# start of Records for processing

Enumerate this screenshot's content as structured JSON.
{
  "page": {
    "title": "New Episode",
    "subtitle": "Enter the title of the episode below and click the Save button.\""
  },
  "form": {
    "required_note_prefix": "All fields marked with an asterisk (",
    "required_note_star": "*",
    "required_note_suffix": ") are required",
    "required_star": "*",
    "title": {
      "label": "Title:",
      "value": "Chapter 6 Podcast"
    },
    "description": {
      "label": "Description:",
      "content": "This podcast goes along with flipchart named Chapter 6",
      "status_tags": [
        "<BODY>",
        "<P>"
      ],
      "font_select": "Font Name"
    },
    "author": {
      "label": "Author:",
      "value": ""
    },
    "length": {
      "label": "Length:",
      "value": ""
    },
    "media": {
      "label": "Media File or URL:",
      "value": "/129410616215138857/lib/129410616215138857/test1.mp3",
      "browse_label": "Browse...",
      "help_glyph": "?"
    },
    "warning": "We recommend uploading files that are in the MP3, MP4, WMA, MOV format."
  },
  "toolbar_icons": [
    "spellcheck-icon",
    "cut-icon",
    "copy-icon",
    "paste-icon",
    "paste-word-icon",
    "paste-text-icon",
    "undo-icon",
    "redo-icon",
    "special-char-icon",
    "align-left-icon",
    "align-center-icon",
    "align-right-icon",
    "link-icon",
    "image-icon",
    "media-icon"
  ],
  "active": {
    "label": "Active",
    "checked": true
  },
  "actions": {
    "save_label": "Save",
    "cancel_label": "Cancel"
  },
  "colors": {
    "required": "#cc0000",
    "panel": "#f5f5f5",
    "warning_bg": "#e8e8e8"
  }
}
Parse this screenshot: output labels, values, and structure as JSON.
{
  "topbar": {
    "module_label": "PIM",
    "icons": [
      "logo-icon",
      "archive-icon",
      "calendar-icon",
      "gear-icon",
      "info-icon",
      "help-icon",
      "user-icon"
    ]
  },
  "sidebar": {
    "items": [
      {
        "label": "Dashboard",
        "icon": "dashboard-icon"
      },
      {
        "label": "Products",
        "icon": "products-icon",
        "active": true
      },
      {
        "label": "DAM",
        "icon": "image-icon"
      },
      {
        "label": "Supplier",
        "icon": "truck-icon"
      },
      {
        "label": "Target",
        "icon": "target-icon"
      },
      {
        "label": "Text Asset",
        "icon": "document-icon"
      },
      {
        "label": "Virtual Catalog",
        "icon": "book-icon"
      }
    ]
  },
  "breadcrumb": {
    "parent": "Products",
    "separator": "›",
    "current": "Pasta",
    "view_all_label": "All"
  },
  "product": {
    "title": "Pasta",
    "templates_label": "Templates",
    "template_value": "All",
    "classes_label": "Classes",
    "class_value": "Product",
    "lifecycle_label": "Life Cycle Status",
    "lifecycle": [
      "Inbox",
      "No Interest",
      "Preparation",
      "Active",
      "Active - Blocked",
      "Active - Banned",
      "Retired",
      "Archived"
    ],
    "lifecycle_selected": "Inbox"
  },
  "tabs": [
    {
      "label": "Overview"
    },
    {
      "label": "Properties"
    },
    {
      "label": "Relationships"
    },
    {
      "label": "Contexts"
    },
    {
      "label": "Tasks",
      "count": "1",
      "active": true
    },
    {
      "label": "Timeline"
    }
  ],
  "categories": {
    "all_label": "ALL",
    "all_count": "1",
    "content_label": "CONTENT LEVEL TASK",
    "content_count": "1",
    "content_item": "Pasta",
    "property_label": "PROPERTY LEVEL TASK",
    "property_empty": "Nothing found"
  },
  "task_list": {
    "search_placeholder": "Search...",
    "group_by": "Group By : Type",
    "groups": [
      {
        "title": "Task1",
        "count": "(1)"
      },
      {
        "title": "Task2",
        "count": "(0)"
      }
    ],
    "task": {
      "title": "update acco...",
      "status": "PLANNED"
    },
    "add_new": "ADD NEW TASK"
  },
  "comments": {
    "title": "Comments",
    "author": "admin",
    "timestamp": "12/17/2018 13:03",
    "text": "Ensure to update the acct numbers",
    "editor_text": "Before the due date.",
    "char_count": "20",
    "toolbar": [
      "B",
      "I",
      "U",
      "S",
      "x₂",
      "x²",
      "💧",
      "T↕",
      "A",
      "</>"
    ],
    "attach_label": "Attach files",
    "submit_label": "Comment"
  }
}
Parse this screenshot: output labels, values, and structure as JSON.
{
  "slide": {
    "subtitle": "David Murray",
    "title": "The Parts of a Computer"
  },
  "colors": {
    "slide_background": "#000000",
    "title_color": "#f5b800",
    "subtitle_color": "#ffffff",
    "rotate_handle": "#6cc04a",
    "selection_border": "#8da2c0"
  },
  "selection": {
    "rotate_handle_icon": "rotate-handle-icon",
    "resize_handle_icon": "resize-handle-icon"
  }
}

# end of Records for processing

Check each line of the records above for "paste", and copy those that have it.

(Solution for this problem):
    "paste-icon",
    "paste-word-icon",
    "paste-text-icon",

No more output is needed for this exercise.